### Information provided
──────

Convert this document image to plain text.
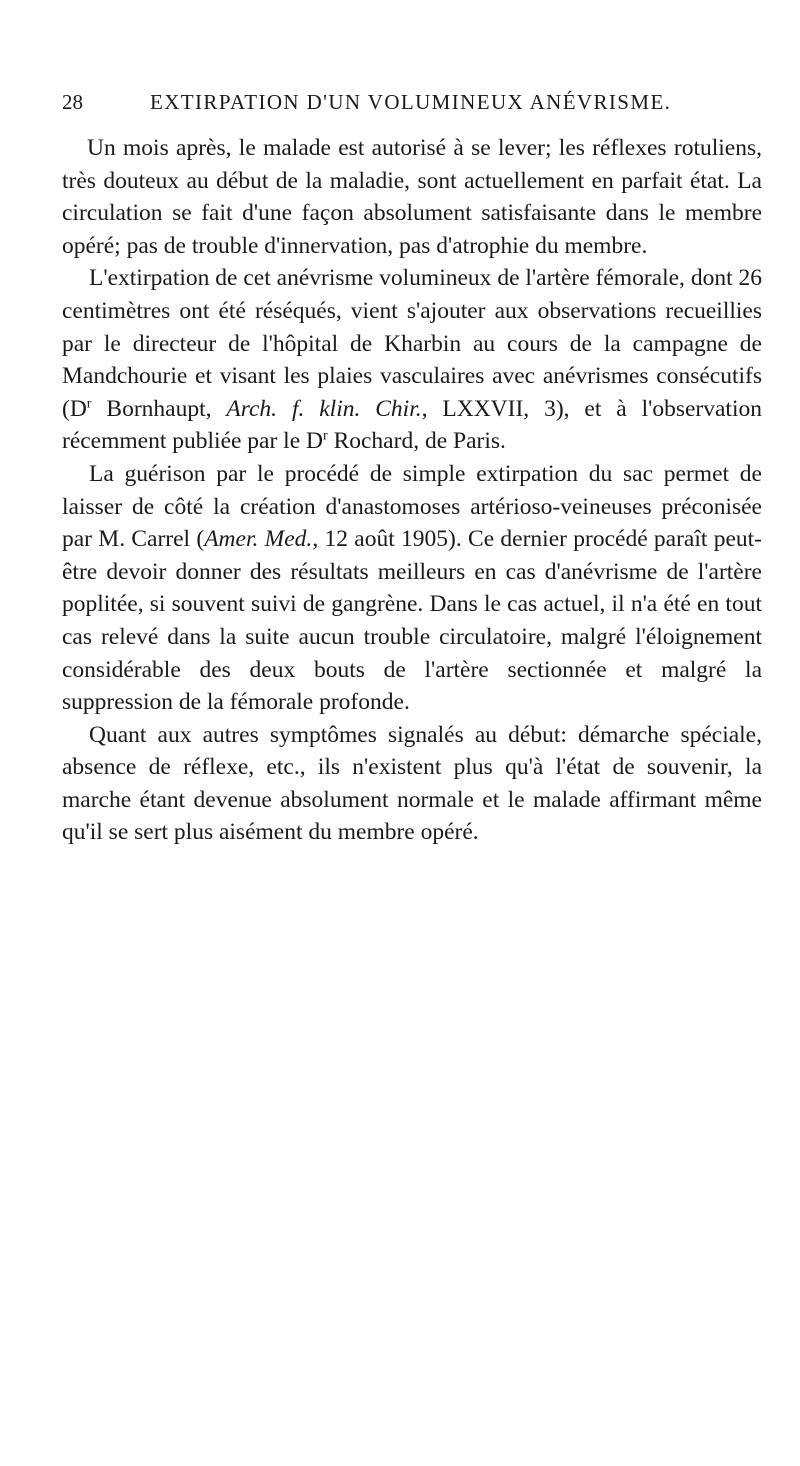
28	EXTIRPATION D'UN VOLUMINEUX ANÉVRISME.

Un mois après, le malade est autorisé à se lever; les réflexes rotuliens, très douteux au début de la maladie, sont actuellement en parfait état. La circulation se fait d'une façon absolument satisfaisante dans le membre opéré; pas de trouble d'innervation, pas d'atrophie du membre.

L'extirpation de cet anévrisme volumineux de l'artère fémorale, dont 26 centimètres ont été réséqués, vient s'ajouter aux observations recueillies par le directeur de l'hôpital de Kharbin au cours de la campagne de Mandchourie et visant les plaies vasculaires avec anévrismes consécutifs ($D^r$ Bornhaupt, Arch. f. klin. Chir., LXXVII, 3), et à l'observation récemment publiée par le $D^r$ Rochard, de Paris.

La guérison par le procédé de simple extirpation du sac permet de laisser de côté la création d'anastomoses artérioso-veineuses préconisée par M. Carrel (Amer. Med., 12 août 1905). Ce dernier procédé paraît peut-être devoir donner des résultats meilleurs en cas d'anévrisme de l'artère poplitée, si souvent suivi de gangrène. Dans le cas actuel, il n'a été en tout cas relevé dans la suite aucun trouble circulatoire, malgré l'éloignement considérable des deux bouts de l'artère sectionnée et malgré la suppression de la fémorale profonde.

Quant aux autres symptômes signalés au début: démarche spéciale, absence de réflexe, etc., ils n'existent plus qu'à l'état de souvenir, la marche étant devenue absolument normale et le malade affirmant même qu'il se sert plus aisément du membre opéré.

──────

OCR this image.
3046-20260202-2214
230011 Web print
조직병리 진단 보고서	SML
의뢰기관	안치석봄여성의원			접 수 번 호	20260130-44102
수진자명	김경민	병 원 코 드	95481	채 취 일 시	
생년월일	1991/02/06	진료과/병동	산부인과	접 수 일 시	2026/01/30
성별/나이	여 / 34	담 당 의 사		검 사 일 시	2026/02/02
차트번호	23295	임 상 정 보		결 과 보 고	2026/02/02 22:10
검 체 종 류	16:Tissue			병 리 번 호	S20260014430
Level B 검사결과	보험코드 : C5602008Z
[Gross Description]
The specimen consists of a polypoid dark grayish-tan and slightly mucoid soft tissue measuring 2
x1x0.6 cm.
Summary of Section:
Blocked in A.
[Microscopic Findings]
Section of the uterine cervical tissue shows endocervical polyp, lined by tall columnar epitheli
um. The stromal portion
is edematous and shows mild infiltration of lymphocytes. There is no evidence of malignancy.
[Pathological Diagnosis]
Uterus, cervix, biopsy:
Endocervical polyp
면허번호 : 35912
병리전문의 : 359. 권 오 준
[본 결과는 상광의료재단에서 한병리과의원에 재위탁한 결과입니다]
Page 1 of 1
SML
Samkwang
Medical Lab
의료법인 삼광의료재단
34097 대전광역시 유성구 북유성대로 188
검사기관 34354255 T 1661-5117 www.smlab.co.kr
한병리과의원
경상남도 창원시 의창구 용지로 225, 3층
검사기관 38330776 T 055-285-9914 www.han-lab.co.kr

──────

### Task instructions
Copy whichever lines in the listing above contain the word "검사기관".

### Solution to the problem
검사기관 34354255 T 1661-5117 www.smlab.co.kr
검사기관 38330776 T 055-285-9914 www.han-lab.co.kr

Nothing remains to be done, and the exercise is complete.